DO THIS: Provide the count of lines that hold "values" and no other output.

ENTRIES:
....................

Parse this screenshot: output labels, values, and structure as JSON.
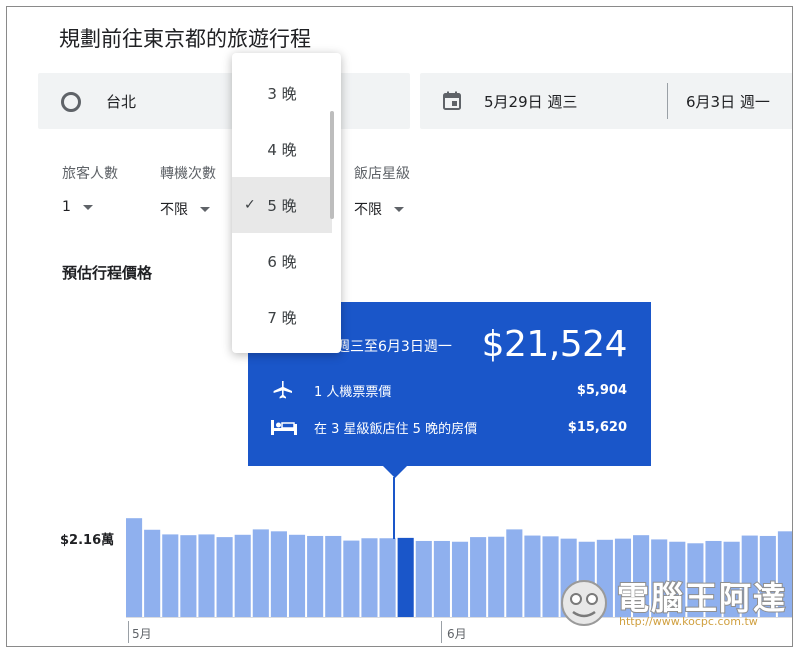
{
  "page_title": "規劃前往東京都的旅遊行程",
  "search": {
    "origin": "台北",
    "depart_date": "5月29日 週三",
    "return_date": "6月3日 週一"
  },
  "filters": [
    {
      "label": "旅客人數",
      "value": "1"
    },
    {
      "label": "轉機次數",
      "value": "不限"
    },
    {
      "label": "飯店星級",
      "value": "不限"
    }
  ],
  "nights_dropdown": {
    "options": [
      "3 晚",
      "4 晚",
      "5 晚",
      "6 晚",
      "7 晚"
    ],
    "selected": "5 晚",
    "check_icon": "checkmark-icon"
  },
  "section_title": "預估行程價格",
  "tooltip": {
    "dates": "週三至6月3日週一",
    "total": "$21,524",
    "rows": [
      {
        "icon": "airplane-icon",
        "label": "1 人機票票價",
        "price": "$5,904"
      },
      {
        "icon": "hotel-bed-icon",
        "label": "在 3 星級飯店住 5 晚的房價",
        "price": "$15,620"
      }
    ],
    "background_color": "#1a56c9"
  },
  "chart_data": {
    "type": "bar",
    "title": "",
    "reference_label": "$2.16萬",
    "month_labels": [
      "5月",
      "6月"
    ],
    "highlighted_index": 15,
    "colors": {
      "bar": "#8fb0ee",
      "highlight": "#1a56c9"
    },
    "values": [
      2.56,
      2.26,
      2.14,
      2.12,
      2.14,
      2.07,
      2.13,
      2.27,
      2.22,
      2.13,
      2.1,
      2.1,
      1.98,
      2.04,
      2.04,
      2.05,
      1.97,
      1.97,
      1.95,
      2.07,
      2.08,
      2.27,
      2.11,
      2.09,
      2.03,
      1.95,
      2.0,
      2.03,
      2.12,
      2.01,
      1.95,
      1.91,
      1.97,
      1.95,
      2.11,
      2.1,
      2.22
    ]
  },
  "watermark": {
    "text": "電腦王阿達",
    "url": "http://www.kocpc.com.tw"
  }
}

....................

FULL SOLUTION: 2